-- OBJECTIVE --
In the records below, find each line containing the word "младшего" and copy it.

-- EXTRACTED DATA --

• • •

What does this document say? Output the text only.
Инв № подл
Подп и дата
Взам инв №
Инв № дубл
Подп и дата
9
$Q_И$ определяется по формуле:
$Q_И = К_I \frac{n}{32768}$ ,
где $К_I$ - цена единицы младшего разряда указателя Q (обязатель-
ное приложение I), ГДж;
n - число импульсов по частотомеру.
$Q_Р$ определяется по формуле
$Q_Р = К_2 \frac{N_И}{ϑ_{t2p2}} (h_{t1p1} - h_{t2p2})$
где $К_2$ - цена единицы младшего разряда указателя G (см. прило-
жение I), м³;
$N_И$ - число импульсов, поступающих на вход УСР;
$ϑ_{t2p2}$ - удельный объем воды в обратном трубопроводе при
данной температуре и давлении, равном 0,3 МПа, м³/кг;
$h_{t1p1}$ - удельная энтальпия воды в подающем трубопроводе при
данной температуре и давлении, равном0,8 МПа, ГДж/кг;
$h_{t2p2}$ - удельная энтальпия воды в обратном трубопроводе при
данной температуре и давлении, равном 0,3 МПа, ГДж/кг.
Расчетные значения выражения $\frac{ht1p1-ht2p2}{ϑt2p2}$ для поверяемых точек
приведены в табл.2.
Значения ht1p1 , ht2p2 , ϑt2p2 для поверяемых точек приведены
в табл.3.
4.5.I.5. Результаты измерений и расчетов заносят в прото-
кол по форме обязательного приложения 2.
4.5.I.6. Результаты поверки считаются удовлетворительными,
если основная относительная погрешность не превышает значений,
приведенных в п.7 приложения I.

• • •

-- EXERCISE OUTPUT --
где $К_I$ - цена единицы младшего разряда указателя Q (обязатель-
где $К_2$ - цена единицы младшего разряда указателя G (см. прило-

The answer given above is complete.